=== DATA SHOWN ===

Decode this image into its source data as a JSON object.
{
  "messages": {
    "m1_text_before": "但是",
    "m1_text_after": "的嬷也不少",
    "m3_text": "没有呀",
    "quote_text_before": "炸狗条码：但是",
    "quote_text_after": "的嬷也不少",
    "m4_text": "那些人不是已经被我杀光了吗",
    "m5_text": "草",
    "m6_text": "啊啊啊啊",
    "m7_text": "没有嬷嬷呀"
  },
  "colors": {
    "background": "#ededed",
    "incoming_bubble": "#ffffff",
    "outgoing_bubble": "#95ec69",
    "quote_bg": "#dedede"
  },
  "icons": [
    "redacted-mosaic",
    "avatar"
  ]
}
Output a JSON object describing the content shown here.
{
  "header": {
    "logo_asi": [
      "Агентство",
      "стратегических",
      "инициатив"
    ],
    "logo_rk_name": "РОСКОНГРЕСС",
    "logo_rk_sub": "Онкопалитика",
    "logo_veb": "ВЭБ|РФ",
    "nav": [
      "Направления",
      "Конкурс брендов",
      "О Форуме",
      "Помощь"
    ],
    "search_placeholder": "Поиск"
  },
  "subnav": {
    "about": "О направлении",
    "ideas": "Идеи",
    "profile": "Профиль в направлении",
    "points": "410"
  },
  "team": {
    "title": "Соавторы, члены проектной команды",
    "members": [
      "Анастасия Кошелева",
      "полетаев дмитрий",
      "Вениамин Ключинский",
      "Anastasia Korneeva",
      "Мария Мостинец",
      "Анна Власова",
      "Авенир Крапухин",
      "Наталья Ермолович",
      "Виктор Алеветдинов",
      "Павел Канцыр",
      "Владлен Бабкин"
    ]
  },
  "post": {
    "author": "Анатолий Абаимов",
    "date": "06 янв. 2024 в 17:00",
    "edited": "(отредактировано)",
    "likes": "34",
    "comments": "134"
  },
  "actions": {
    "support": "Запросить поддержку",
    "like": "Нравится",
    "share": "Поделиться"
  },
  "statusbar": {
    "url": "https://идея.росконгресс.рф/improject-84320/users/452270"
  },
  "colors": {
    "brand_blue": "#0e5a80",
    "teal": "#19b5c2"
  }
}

===

Beginning at the line containing "Output a JSON", repeat each line exactly through the last line of the entries, and include no other lines.

Output a JSON object describing the content shown here.
{
  "header": {
    "logo_asi": [
      "Агентство",
      "стратегических",
      "инициатив"
    ],
    "logo_rk_name": "РОСКОНГРЕСС",
    "logo_rk_sub": "Онкопалитика",
    "logo_veb": "ВЭБ|РФ",
    "nav": [
      "Направления",
      "Конкурс брендов",
      "О Форуме",
      "Помощь"
    ],
    "search_placeholder": "Поиск"
  },
  "subnav": {
    "about": "О направлении",
    "ideas": "Идеи",
    "profile": "Профиль в направлении",
    "points": "410"
  },
  "team": {
    "title": "Соавторы, члены проектной команды",
    "members": [
      "Анастасия Кошелева",
      "полетаев дмитрий",
      "Вениамин Ключинский",
      "Anastasia Korneeva",
      "Мария Мостинец",
      "Анна Власова",
      "Авенир Крапухин",
      "Наталья Ермолович",
      "Виктор Алеветдинов",
      "Павел Канцыр",
      "Владлен Бабкин"
    ]
  },
  "post": {
    "author": "Анатолий Абаимов",
    "date": "06 янв. 2024 в 17:00",
    "edited": "(отредактировано)",
    "likes": "34",
    "comments": "134"
  },
  "actions": {
    "support": "Запросить поддержку",
    "like": "Нравится",
    "share": "Поделиться"
  },
  "statusbar": {
    "url": "https://идея.росконгресс.рф/improject-84320/users/452270"
  },
  "colors": {
    "brand_blue": "#0e5a80",
    "teal": "#19b5c2"
  }
}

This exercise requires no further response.